──────── Data for this task
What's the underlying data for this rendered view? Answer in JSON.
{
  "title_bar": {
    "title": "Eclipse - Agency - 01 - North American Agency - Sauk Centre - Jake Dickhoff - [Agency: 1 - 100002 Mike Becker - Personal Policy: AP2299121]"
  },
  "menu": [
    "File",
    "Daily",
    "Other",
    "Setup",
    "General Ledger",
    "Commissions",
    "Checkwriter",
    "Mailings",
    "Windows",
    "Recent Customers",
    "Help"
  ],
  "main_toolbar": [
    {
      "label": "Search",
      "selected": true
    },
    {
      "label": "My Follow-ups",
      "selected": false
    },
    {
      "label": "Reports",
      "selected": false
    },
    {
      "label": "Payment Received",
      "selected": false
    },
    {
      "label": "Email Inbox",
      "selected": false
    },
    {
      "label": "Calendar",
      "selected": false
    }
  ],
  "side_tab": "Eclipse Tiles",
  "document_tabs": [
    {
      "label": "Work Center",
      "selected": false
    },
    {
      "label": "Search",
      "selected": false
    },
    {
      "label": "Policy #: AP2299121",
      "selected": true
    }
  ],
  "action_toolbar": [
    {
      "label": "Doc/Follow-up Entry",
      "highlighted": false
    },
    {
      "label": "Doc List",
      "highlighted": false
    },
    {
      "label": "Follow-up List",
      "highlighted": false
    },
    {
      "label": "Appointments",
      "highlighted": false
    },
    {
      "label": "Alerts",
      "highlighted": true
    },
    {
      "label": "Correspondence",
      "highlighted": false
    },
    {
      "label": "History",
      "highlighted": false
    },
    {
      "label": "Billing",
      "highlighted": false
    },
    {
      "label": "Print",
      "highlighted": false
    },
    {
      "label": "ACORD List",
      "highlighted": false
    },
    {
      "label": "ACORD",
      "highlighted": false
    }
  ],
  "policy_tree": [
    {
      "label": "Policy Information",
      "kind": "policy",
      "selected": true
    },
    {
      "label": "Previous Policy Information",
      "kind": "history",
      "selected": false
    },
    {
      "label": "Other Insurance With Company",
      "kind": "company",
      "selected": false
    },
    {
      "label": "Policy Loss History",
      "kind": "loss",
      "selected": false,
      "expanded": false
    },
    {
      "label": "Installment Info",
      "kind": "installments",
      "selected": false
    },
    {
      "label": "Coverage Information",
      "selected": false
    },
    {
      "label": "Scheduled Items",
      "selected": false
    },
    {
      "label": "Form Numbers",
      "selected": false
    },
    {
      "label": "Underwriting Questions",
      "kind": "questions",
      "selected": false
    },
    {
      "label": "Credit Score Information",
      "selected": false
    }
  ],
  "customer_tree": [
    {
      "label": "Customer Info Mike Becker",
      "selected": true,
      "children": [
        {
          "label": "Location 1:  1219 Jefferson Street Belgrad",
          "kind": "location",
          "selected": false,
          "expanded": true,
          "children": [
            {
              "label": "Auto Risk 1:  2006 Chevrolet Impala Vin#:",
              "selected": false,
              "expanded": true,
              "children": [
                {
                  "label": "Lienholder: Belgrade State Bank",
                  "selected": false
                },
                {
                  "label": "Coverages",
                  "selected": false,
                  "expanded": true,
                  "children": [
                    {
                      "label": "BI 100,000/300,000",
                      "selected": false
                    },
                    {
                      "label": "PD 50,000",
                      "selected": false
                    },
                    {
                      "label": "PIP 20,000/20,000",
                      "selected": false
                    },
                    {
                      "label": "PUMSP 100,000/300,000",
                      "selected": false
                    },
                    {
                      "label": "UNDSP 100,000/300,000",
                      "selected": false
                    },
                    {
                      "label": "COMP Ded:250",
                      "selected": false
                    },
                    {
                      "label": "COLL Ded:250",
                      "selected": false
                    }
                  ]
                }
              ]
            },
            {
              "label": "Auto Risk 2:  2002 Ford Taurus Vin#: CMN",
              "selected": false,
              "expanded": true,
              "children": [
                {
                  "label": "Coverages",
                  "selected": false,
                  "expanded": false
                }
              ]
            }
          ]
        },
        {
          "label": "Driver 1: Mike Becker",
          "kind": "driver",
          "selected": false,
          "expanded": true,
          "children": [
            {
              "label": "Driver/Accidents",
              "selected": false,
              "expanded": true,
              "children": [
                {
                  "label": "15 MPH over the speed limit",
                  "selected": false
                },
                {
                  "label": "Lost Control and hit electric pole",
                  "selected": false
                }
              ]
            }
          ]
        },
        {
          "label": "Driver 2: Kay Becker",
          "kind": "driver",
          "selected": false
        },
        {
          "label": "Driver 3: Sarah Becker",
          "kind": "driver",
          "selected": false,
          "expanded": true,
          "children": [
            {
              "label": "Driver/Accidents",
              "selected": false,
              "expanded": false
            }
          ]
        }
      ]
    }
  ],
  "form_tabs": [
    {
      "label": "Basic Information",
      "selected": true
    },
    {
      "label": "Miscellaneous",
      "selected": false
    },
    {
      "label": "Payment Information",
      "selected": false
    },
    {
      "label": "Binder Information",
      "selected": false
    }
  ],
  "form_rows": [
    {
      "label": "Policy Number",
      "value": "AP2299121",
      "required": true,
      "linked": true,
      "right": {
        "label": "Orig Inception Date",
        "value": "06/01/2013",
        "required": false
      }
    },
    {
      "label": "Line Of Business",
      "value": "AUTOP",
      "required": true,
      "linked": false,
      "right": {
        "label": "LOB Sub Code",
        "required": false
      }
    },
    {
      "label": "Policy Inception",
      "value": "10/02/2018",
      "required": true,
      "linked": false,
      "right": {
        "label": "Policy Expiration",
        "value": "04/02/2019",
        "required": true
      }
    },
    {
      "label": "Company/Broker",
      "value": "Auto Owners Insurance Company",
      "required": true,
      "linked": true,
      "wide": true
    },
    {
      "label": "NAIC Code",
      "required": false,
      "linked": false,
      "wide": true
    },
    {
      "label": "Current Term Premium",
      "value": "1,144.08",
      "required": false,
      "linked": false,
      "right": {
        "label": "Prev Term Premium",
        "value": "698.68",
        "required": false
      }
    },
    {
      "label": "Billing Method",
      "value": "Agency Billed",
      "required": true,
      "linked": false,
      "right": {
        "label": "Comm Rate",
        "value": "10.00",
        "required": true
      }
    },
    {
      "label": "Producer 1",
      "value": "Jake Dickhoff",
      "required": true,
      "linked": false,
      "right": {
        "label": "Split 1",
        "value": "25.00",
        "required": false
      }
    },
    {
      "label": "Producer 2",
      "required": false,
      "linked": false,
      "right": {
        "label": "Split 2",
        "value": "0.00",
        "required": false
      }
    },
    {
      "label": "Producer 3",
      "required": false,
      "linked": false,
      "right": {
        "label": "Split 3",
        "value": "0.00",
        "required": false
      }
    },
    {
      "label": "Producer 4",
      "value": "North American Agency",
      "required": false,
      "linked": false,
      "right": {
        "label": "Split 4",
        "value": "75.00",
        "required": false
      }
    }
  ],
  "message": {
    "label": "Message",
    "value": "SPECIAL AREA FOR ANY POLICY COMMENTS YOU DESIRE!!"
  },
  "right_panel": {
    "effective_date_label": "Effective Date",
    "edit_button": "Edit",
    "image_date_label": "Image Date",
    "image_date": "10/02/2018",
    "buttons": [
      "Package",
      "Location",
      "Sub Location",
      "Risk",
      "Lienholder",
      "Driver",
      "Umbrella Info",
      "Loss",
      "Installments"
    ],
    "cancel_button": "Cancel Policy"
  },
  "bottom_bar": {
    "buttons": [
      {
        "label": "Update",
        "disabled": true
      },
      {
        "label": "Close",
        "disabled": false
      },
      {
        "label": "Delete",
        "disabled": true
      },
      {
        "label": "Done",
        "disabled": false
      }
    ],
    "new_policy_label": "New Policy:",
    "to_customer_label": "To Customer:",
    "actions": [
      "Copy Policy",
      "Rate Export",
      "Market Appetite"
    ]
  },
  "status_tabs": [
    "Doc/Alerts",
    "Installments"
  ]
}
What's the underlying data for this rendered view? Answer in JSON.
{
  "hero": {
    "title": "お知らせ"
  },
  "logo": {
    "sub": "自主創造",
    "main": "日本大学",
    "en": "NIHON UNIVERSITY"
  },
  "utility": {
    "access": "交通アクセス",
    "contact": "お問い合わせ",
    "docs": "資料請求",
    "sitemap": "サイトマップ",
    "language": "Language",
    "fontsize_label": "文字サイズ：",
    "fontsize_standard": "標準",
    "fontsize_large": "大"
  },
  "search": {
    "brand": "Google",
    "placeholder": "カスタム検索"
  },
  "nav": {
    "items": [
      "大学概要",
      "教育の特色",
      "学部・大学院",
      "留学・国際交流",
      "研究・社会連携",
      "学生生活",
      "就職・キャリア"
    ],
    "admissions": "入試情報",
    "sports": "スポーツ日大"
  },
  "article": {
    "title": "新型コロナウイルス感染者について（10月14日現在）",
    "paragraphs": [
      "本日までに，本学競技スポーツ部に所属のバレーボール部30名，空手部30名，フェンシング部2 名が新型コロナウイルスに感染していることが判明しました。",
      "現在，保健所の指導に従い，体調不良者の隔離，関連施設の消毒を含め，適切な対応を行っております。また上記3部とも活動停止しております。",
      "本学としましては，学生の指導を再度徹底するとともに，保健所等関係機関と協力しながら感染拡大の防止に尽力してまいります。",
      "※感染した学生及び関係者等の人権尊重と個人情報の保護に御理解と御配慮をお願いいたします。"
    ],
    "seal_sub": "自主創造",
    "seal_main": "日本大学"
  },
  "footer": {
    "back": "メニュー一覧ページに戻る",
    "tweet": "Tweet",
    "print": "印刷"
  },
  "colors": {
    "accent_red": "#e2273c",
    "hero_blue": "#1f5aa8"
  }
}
────────────────
Prompt: Across the records, count the lines holding the string "Jake". Give the number and stop.

Reply: 2